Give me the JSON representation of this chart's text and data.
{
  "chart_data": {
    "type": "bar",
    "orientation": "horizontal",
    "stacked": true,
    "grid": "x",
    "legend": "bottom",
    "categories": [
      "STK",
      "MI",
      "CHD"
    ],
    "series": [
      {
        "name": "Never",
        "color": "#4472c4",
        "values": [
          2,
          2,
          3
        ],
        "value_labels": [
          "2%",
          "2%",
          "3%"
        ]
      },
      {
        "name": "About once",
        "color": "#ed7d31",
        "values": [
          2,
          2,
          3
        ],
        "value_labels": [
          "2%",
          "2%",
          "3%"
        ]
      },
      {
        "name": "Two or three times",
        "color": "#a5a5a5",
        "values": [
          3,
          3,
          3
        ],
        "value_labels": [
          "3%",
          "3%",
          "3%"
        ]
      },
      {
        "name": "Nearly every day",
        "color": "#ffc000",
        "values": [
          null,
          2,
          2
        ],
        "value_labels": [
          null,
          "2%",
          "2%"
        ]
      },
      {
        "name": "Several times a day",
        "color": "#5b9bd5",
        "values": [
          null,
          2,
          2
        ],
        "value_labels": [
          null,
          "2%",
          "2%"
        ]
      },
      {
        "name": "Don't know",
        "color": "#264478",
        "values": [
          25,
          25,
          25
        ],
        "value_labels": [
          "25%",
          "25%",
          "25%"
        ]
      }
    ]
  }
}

Aim> Write out every entry exactly as given.

Correct answer>
Give me the JSON representation of this chart's text and data.
{
  "chart_data": {
    "type": "bar",
    "orientation": "horizontal",
    "stacked": true,
    "grid": "x",
    "legend": "bottom",
    "categories": [
      "STK",
      "MI",
      "CHD"
    ],
    "series": [
      {
        "name": "Never",
        "color": "#4472c4",
        "values": [
          2,
          2,
          3
        ],
        "value_labels": [
          "2%",
          "2%",
          "3%"
        ]
      },
      {
        "name": "About once",
        "color": "#ed7d31",
        "values": [
          2,
          2,
          3
        ],
        "value_labels": [
          "2%",
          "2%",
          "3%"
        ]
      },
      {
        "name": "Two or three times",
        "color": "#a5a5a5",
        "values": [
          3,
          3,
          3
        ],
        "value_labels": [
          "3%",
          "3%",
          "3%"
        ]
      },
      {
        "name": "Nearly every day",
        "color": "#ffc000",
        "values": [
          null,
          2,
          2
        ],
        "value_labels": [
          null,
          "2%",
          "2%"
        ]
      },
      {
        "name": "Several times a day",
        "color": "#5b9bd5",
        "values": [
          null,
          2,
          2
        ],
        "value_labels": [
          null,
          "2%",
          "2%"
        ]
      },
      {
        "name": "Don't know",
        "color": "#264478",
        "values": [
          25,
          25,
          25
        ],
        "value_labels": [
          "25%",
          "25%",
          "25%"
        ]
      }
    ]
  }
}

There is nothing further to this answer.